======== TEXT SEGMENT

Templated double ended queue (deque) move semantics edge cases C++

Question

My original deque implementation and efficiency question lacked move semantics. After ratchet freak provided an example of how to define them I decided to try adding them to my deque. The unit test + output below shows that the code is working.

However, my new question is: Are there edge cases in any of my move semantic functions that I may have forgotten, and is the data.~type(); necessary in the eNode<type>::operator=(type && other)? I'd also appreciate any feedback on my coding style.

template<class type>
class eDeque;
//*************************************************
//              eNode
// to be used with friend class eDeque<type>
//*************************************************
template<class type>
class eNode {

    friend class eDeque<type>;

public :

// ... remainder of class definition (see referenced question)

    explicit        eNode(type && data) : prev(nullptr), next(nullptr) { std::swap(this->data, data); };    // move constructor
                    // DEBUG: destructor omitted because no heap allocation occurs

    eNode<type> &   operator=(eNode<type> && other) {                                                                   // move assignment
                                                  data.~type(); 
                                                  std::swap(this->data, other.data); 
                                                  return *this;};

// ... remainder of class definition (see referenced question)

private:

    eNode<type> *   prev;
    eNode<type> *   next;
    type            data;
};

template <class type>
class eDeque {
public:

// ... remainder of class definition (see referenced question)

                        eDeque(eDeque<type> && other);              // move constructor
    eDeque<type> &      operator=(eDeque<type> && other);           // move assignment
    void                PushFront(type && data);                    // emplace and move
    void                PushBack(type && data);                     // emplace and move

private:

    eNode<type> *       front;
    eNode<type> *       back;
    int                 nodeCount;
 // ... remainder of class definition (see referenced question)

================

PROBLEM DESCRIPTION: Reproduce word for word the portion of the deque move-semantics question from "Templated double ended" to "my coding style.".

======== SUPPLIED INFORMATION

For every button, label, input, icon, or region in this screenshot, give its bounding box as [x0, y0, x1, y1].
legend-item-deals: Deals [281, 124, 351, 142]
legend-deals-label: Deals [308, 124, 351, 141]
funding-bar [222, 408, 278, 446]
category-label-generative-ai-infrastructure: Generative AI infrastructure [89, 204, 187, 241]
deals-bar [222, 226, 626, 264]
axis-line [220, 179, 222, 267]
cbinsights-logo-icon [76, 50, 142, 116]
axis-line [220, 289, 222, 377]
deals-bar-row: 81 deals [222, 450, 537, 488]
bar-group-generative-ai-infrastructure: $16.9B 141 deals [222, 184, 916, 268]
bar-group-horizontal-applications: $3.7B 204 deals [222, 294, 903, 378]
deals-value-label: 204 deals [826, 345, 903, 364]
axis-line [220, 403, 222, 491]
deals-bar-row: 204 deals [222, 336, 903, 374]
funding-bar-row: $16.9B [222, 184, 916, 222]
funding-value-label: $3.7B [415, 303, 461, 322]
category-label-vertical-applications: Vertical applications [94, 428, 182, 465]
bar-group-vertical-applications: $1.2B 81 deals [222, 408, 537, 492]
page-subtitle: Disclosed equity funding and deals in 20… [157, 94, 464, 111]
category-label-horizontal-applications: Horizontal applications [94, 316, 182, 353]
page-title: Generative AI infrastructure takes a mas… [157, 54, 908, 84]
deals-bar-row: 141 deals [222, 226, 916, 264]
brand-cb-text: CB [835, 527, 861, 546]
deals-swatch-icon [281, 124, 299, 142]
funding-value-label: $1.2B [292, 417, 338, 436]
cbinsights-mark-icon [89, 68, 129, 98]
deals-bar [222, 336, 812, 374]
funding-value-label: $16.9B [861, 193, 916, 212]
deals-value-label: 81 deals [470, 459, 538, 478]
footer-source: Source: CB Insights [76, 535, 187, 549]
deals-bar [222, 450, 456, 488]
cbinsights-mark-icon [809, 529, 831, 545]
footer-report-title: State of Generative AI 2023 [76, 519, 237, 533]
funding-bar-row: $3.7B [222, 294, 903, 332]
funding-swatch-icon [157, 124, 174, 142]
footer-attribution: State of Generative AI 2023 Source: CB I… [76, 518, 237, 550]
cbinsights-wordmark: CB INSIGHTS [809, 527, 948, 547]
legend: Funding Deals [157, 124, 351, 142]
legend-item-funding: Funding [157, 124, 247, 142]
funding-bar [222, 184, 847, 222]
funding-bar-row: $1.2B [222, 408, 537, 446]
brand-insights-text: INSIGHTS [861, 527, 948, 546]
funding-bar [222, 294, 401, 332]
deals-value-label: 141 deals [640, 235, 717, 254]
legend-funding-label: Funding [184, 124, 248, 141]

================

THE RESPONSE:
Templated double ended queue (deque) move semantics edge cases C++

Question

My original deque implementation and efficiency question lacked move semantics. After ratchet freak provided an example of how to define them I decided to try adding them to my deque. The unit test + output below shows that the code is working.

However, my new question is: Are there edge cases in any of my move semantic functions that I may have forgotten, and is the data.~type(); necessary in the eNode<type>::operator=(type && other)? I'd also appreciate any feedback on my coding style.